___ EXTRACTED DATA

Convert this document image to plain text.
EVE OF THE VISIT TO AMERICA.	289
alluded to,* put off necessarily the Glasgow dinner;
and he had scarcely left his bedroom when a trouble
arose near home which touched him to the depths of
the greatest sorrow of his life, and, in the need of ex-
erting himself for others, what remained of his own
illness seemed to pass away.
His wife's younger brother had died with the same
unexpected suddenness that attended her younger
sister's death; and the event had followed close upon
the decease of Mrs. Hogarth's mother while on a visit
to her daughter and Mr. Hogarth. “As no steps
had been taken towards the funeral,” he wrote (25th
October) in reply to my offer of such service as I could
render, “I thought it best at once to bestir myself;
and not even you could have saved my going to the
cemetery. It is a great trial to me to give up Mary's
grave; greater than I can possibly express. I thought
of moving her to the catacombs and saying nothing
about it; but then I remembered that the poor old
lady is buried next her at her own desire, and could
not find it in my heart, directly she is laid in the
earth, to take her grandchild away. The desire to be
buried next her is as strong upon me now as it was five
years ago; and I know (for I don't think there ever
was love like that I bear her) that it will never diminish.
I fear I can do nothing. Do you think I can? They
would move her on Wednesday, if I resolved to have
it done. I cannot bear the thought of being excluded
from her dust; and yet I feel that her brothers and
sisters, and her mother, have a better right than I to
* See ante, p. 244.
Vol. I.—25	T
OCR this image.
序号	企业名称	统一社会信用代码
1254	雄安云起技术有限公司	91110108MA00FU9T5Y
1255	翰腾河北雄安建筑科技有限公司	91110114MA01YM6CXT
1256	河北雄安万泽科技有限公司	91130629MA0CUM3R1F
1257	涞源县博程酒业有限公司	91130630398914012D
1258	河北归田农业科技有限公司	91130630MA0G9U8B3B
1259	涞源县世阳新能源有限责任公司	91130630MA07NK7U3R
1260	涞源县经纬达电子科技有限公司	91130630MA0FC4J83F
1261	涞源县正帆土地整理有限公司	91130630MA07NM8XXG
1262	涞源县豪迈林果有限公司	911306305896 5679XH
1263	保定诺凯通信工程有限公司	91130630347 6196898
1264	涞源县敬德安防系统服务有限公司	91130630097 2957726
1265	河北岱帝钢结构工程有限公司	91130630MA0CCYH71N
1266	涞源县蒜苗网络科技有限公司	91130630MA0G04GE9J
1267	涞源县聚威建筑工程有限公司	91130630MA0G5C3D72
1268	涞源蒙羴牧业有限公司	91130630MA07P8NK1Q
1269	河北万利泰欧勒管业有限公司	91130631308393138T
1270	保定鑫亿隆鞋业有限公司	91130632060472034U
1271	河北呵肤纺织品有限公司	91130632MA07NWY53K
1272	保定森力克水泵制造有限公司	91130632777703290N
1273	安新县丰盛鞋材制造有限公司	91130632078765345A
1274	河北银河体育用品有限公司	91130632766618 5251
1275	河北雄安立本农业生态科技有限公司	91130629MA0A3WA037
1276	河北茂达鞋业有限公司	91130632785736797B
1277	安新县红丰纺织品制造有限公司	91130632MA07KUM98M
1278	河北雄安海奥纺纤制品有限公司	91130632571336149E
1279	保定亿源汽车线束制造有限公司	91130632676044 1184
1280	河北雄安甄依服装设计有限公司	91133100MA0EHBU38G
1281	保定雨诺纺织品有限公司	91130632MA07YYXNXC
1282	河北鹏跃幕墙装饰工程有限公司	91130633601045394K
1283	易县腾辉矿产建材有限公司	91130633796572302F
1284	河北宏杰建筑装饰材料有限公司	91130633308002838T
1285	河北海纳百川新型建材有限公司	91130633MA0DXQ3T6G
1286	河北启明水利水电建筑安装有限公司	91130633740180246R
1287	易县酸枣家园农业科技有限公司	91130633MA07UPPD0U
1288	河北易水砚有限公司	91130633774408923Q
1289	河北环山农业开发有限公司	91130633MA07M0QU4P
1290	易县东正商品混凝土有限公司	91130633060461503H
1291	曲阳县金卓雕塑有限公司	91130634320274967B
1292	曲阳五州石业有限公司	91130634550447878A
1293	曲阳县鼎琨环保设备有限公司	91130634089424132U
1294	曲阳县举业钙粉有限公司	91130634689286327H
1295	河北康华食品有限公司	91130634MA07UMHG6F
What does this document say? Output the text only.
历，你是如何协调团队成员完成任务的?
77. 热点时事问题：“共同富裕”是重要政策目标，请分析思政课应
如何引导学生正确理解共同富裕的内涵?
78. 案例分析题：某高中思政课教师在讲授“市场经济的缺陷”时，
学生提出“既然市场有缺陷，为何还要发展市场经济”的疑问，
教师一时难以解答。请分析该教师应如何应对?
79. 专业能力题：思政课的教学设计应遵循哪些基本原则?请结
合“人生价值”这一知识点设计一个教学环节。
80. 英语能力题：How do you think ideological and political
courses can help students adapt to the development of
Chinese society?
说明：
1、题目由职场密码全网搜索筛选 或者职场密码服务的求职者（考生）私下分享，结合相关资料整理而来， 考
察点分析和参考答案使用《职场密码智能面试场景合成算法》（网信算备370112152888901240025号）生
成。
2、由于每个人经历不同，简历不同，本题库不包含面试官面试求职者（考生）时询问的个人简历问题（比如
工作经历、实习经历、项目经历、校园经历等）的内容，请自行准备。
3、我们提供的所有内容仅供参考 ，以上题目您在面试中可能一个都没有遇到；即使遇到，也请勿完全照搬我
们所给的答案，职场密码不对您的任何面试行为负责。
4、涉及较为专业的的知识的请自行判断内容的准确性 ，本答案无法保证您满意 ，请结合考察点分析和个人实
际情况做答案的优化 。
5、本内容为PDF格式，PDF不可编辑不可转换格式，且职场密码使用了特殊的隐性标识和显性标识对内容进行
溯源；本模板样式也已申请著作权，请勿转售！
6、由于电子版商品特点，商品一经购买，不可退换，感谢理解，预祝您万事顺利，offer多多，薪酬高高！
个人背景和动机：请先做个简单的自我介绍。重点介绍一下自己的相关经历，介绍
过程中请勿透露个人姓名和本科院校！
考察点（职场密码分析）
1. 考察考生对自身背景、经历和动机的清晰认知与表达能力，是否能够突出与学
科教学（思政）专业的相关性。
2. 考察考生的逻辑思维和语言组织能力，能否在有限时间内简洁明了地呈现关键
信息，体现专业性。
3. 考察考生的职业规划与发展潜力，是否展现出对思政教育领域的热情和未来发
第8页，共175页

______

GIVEN PROBLEM
Give the listing again, word for word.

WRITTEN ANSWER
Convert this document image to plain text.
EVE OF THE VISIT TO AMERICA.	289
alluded to,* put off necessarily the Glasgow dinner;
and he had scarcely left his bedroom when a trouble
arose near home which touched him to the depths of
the greatest sorrow of his life, and, in the need of ex-
erting himself for others, what remained of his own
illness seemed to pass away.
His wife's younger brother had died with the same
unexpected suddenness that attended her younger
sister's death; and the event had followed close upon
the decease of Mrs. Hogarth's mother while on a visit
to her daughter and Mr. Hogarth. “As no steps
had been taken towards the funeral,” he wrote (25th
October) in reply to my offer of such service as I could
render, “I thought it best at once to bestir myself;
and not even you could have saved my going to the
cemetery. It is a great trial to me to give up Mary's
grave; greater than I can possibly express. I thought
of moving her to the catacombs and saying nothing
about it; but then I remembered that the poor old
lady is buried next her at her own desire, and could
not find it in my heart, directly she is laid in the
earth, to take her grandchild away. The desire to be
buried next her is as strong upon me now as it was five
years ago; and I know (for I don't think there ever
was love like that I bear her) that it will never diminish.
I fear I can do nothing. Do you think I can? They
would move her on Wednesday, if I resolved to have
it done. I cannot bear the thought of being excluded
from her dust; and yet I feel that her brothers and
sisters, and her mother, have a better right than I to
* See ante, p. 244.
Vol. I.—25	T
OCR this image.
序号	企业名称	统一社会信用代码
1254	雄安云起技术有限公司	91110108MA00FU9T5Y
1255	翰腾河北雄安建筑科技有限公司	91110114MA01YM6CXT
1256	河北雄安万泽科技有限公司	91130629MA0CUM3R1F
1257	涞源县博程酒业有限公司	91130630398914012D
1258	河北归田农业科技有限公司	91130630MA0G9U8B3B
1259	涞源县世阳新能源有限责任公司	91130630MA07NK7U3R
1260	涞源县经纬达电子科技有限公司	91130630MA0FC4J83F
1261	涞源县正帆土地整理有限公司	91130630MA07NM8XXG
1262	涞源县豪迈林果有限公司	911306305896 5679XH
1263	保定诺凯通信工程有限公司	91130630347 6196898
1264	涞源县敬德安防系统服务有限公司	91130630097 2957726
1265	河北岱帝钢结构工程有限公司	91130630MA0CCYH71N
1266	涞源县蒜苗网络科技有限公司	91130630MA0G04GE9J
1267	涞源县聚威建筑工程有限公司	91130630MA0G5C3D72
1268	涞源蒙羴牧业有限公司	91130630MA07P8NK1Q
1269	河北万利泰欧勒管业有限公司	91130631308393138T
1270	保定鑫亿隆鞋业有限公司	91130632060472034U
1271	河北呵肤纺织品有限公司	91130632MA07NWY53K
1272	保定森力克水泵制造有限公司	91130632777703290N
1273	安新县丰盛鞋材制造有限公司	91130632078765345A
1274	河北银河体育用品有限公司	91130632766618 5251
1275	河北雄安立本农业生态科技有限公司	91130629MA0A3WA037
1276	河北茂达鞋业有限公司	91130632785736797B
1277	安新县红丰纺织品制造有限公司	91130632MA07KUM98M
1278	河北雄安海奥纺纤制品有限公司	91130632571336149E
1279	保定亿源汽车线束制造有限公司	91130632676044 1184
1280	河北雄安甄依服装设计有限公司	91133100MA0EHBU38G
1281	保定雨诺纺织品有限公司	91130632MA07YYXNXC
1282	河北鹏跃幕墙装饰工程有限公司	91130633601045394K
1283	易县腾辉矿产建材有限公司	91130633796572302F
1284	河北宏杰建筑装饰材料有限公司	91130633308002838T
1285	河北海纳百川新型建材有限公司	91130633MA0DXQ3T6G
1286	河北启明水利水电建筑安装有限公司	91130633740180246R
1287	易县酸枣家园农业科技有限公司	91130633MA07UPPD0U
1288	河北易水砚有限公司	91130633774408923Q
1289	河北环山农业开发有限公司	91130633MA07M0QU4P
1290	易县东正商品混凝土有限公司	91130633060461503H
1291	曲阳县金卓雕塑有限公司	91130634320274967B
1292	曲阳五州石业有限公司	91130634550447878A
1293	曲阳县鼎琨环保设备有限公司	91130634089424132U
1294	曲阳县举业钙粉有限公司	91130634689286327H
1295	河北康华食品有限公司	91130634MA07UMHG6F
What does this document say? Output the text only.
历，你是如何协调团队成员完成任务的?
77. 热点时事问题：“共同富裕”是重要政策目标，请分析思政课应
如何引导学生正确理解共同富裕的内涵?
78. 案例分析题：某高中思政课教师在讲授“市场经济的缺陷”时，
学生提出“既然市场有缺陷，为何还要发展市场经济”的疑问，
教师一时难以解答。请分析该教师应如何应对?
79. 专业能力题：思政课的教学设计应遵循哪些基本原则?请结
合“人生价值”这一知识点设计一个教学环节。
80. 英语能力题：How do you think ideological and political
courses can help students adapt to the development of
Chinese society?
说明：
1、题目由职场密码全网搜索筛选 或者职场密码服务的求职者（考生）私下分享，结合相关资料整理而来， 考
察点分析和参考答案使用《职场密码智能面试场景合成算法》（网信算备370112152888901240025号）生
成。
2、由于每个人经历不同，简历不同，本题库不包含面试官面试求职者（考生）时询问的个人简历问题（比如
工作经历、实习经历、项目经历、校园经历等）的内容，请自行准备。
3、我们提供的所有内容仅供参考 ，以上题目您在面试中可能一个都没有遇到；即使遇到，也请勿完全照搬我
们所给的答案，职场密码不对您的任何面试行为负责。
4、涉及较为专业的的知识的请自行判断内容的准确性 ，本答案无法保证您满意 ，请结合考察点分析和个人实
际情况做答案的优化 。
5、本内容为PDF格式，PDF不可编辑不可转换格式，且职场密码使用了特殊的隐性标识和显性标识对内容进行
溯源；本模板样式也已申请著作权，请勿转售！
6、由于电子版商品特点，商品一经购买，不可退换，感谢理解，预祝您万事顺利，offer多多，薪酬高高！
个人背景和动机：请先做个简单的自我介绍。重点介绍一下自己的相关经历，介绍
过程中请勿透露个人姓名和本科院校！
考察点（职场密码分析）
1. 考察考生对自身背景、经历和动机的清晰认知与表达能力，是否能够突出与学
科教学（思政）专业的相关性。
2. 考察考生的逻辑思维和语言组织能力，能否在有限时间内简洁明了地呈现关键
信息，体现专业性。
3. 考察考生的职业规划与发展潜力，是否展现出对思政教育领域的热情和未来发
第8页，共175页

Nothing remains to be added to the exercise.